作業の内容 ::
a) 乗合タクシーについての文章から、「運行目的が前述にあるとおり「」から「するには、難しい場合もある。」までを、最後の語句も含めてそのまま写してください。
b) 次の(i)〜(iii)が乗合タクシーについての文章の内容と合っているか、それぞれ「はい」か「いいえ」で答え、決め手になる部分を文章からそのまま引用してください。(i) 乗合タクシーは過疎地だけで導入されている。(ii) タクシーは道路運送法により、一回に不特定多数の乗客を乗せることが禁じられている。(iii) ジットニーはアメリカの東海岸で始まったと言われる。

文章の抜粋 ::
>>>>

交通空白地帯の解消及び高齢者等交通弱者の公共施設等への移送手段の確保。バス路線を廃止、または減便した代替として地方自治体がタクシー(ハイヤー)事業者に委託する。自治体のコミュニティバスを名乗りながら実際には乗合タクシーで運行するケースがあるが、これも類型といえる。過疎地に限らず、都心部でも高齢者サービスの一環として、東京都千代田区風ぐるま)や葛飾区さくら)、千葉県柏市かしわ乗合ジャンボタクシー・カシワニクル)などでこの形態の路線が導入されている。小型バスでも供給過剰となると判断される場合にこの乗合タクシーが採用される。

過疎路線が本線系統路線から分岐するという路線が存在するバス会社で、路線それ自体は存続させて「過疎路線が分岐するバス停」にそれまでバスが発車していた時間にタクシーを待機させ、そこから先はタクシー車両での運転(この場合、バスがタクシーになるだけで運賃はバスのものが引き継がれる)となる例も存在する。

運行目的が前述にあるとおり「高齢者等交通弱者の移送手段の確保」が主であり、自治体による財政補助もあることから、乗車については制限がある場合もある。その運行地域に在住している住民で、事前に運行する事業者に利用登録をする限定をしていたり、自家用車や運転免許証の有無、年齢(高齢者)や「身体障害者に限る」といった利用制限があったり、乗車前に電話やインターネットなどで予約しないと運行しないものもあり(デマンド交通)、「乗合」という名称であるが、路線バスのように気軽に利用するには、難しい場合もある。

住宅団地型

住宅団地と駅を結ぶ路線バス営業時間外の深夜・早朝の交通手段。

  • 例: ミゴン(あおい交通)

公営競技型

鉄道駅から公営競技場(競馬場競輪場競艇場オートレース場)まで着座して移動したい人向け。

その他

尾瀬など自家用車が入れない地区への足。

違法営業問題

公営競技場などでよく見かけるが、乗合タクシーの営業許可がないのに、運転手が同じ方面へ向かう客を勝手に集めて相乗りさせる営業法があるが、これは乗合行為、あるいは業界の俗語で「つめこみ」などと呼ばれる違法営業であり、乗合タクシーではない。タクシーは道路運送法の規定により一度に1人または1グループの乗客を乗せることしかできず、一回に不特定多数の乗客を乗せることは禁じられている。

歴史

アメリカの西海岸で不況時にジットニー(Jitney)と呼ばれるT型フォード等を失業者達が日銭を稼ぐ為に始めた事に由来すると言われる。現在でも北米ではDollar vanと呼ばれる個人事業によるバスの運行が行われている。その後、モータリゼーションと共に世界中に波及した。アジアの一部の国では2サイクルエンジンの三輪トラックの荷台を改造した乗り合いタクシーが走っている。

<<<<

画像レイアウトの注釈
>>>>

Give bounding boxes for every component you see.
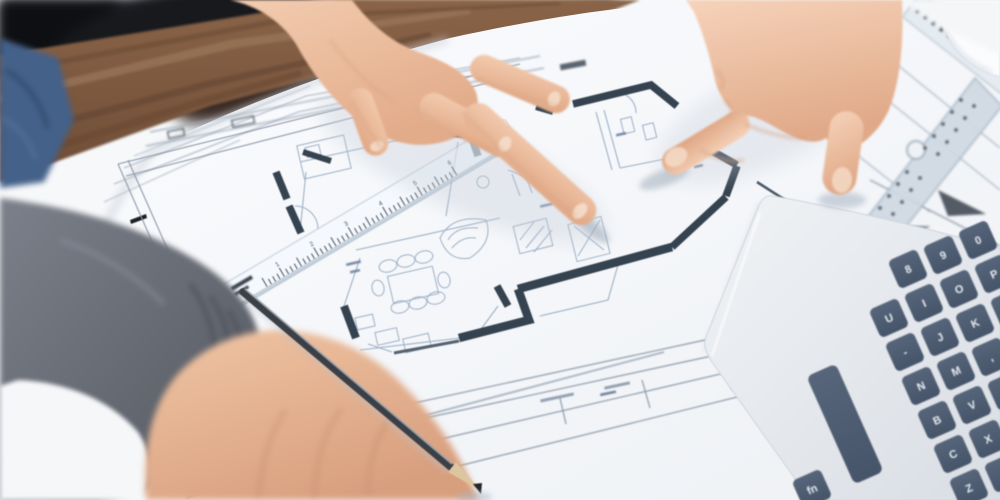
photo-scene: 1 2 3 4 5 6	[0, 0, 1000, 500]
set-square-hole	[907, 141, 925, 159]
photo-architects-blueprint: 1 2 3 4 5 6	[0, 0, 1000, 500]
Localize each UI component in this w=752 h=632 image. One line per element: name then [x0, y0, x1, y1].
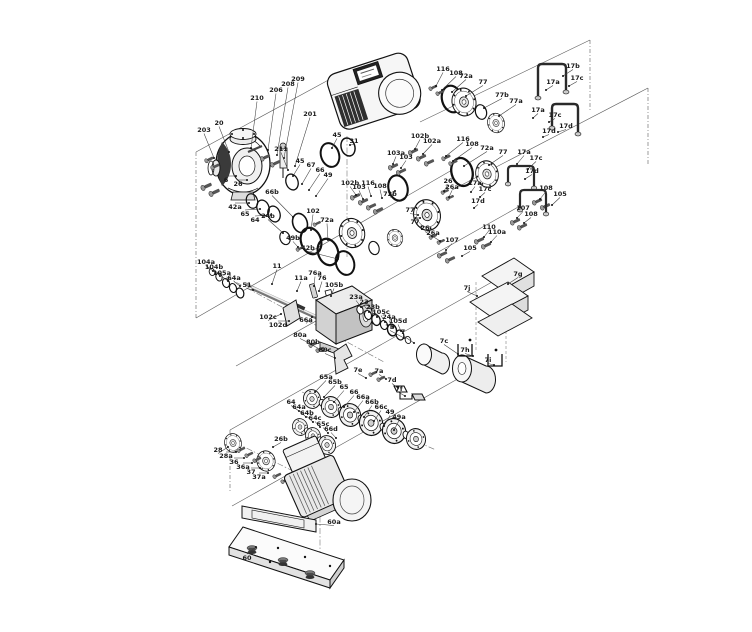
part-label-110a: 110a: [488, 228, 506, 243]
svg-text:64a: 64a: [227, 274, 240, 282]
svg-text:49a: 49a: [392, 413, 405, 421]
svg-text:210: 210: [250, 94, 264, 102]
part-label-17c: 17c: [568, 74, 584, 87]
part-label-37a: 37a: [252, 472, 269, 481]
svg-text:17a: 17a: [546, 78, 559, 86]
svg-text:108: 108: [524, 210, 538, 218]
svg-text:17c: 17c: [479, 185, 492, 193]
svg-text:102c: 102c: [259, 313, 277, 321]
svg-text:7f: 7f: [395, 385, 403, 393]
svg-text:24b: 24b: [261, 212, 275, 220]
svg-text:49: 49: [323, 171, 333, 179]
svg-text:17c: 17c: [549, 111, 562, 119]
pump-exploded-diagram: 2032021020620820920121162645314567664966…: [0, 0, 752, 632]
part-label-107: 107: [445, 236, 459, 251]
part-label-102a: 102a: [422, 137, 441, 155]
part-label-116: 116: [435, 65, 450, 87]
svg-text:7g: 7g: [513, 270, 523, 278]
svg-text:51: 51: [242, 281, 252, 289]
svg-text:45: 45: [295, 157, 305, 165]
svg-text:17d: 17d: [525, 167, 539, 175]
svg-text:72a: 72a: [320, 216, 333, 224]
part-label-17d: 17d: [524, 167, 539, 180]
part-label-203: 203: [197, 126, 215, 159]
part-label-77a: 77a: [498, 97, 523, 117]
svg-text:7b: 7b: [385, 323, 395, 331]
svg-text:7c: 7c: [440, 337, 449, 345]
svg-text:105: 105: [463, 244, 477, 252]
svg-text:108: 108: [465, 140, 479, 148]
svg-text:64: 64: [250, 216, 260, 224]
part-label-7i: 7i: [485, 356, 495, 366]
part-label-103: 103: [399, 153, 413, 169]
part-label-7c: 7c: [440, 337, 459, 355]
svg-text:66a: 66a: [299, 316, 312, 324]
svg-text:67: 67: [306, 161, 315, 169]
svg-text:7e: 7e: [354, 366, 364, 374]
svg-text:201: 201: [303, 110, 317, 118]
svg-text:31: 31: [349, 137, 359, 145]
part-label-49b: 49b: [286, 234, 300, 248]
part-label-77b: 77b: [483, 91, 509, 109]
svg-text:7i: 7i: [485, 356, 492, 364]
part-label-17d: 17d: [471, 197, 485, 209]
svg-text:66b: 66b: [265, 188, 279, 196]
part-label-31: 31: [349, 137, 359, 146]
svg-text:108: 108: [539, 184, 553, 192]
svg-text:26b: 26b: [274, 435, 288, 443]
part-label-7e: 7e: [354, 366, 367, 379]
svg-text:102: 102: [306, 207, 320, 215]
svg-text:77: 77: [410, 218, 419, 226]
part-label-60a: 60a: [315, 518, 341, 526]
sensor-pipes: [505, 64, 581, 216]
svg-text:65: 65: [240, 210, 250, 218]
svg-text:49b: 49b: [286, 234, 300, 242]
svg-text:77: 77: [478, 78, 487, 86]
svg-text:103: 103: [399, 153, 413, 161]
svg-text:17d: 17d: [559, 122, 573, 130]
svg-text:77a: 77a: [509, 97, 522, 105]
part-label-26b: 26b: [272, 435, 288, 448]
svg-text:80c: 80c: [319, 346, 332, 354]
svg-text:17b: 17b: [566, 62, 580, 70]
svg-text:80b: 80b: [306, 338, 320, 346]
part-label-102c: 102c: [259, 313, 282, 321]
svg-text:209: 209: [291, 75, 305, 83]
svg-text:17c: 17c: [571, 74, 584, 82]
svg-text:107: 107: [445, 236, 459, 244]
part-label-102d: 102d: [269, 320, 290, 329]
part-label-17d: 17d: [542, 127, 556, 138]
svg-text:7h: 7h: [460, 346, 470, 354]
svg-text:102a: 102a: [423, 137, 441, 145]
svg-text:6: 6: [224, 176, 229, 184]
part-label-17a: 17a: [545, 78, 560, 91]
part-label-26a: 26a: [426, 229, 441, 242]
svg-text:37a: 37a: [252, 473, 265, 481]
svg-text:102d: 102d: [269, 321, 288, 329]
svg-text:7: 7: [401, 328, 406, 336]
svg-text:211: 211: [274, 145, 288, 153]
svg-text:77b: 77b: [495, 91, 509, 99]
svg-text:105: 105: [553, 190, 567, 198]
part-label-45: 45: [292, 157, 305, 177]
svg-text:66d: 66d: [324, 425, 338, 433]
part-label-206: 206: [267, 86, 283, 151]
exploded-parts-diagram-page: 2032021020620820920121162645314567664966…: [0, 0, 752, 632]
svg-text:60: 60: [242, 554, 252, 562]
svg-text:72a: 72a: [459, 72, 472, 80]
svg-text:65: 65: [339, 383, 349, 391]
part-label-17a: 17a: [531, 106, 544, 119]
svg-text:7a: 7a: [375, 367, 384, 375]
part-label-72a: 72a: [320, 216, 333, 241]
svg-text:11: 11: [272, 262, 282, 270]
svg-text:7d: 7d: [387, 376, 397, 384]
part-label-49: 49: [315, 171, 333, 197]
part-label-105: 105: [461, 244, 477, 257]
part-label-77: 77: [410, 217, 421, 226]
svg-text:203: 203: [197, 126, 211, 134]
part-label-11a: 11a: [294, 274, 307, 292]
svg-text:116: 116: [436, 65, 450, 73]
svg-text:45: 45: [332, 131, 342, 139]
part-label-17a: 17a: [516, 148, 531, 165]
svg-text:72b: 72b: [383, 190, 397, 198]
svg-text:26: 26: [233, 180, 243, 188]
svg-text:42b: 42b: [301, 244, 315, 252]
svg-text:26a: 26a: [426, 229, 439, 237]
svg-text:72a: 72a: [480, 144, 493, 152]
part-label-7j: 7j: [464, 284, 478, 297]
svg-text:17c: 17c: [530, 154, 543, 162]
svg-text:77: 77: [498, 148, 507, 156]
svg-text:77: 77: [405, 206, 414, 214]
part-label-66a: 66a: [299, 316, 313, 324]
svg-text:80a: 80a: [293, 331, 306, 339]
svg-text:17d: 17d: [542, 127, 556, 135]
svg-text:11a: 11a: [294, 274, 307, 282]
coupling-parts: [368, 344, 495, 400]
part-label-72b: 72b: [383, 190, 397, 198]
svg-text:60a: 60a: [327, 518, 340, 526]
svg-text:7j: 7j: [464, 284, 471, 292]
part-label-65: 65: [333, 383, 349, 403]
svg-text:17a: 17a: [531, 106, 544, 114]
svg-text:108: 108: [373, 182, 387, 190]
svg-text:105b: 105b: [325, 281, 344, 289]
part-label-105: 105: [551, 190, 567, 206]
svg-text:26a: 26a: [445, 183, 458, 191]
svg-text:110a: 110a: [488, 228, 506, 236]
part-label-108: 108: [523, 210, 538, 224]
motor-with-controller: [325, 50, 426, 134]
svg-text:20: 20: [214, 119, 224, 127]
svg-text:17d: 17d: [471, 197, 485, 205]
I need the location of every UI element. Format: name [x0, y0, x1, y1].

<<<<

作業の結果 ::
a)
運行目的が前述にあるとおり「高齢者等交通弱者の移送手段の確保」が主であり、自治体による財政補助もあることから、乗車については制限がある場合もある。その運行地域に在住している住民で、事前に運行する事業者に利用登録をする限定をしていたり、自家用車や運転免許証の有無、年齢(高齢者)や「身体障害者に限る」といった利用制限があったり、乗車前に電話やインターネットなどで予約しないと運行しないものもあり(デマンド交通)、「乗合」という名称であるが、路線バスのように気軽に利用するには、難しい場合もある。

b)
(i) いいえ:「過疎地に限らず、都心部でも高齢者サービスの一環として」
(ii) はい:「一回に不特定多数の乗客を乗せることは禁じられている」
(iii) いいえ:「アメリカの西海岸で不況時に」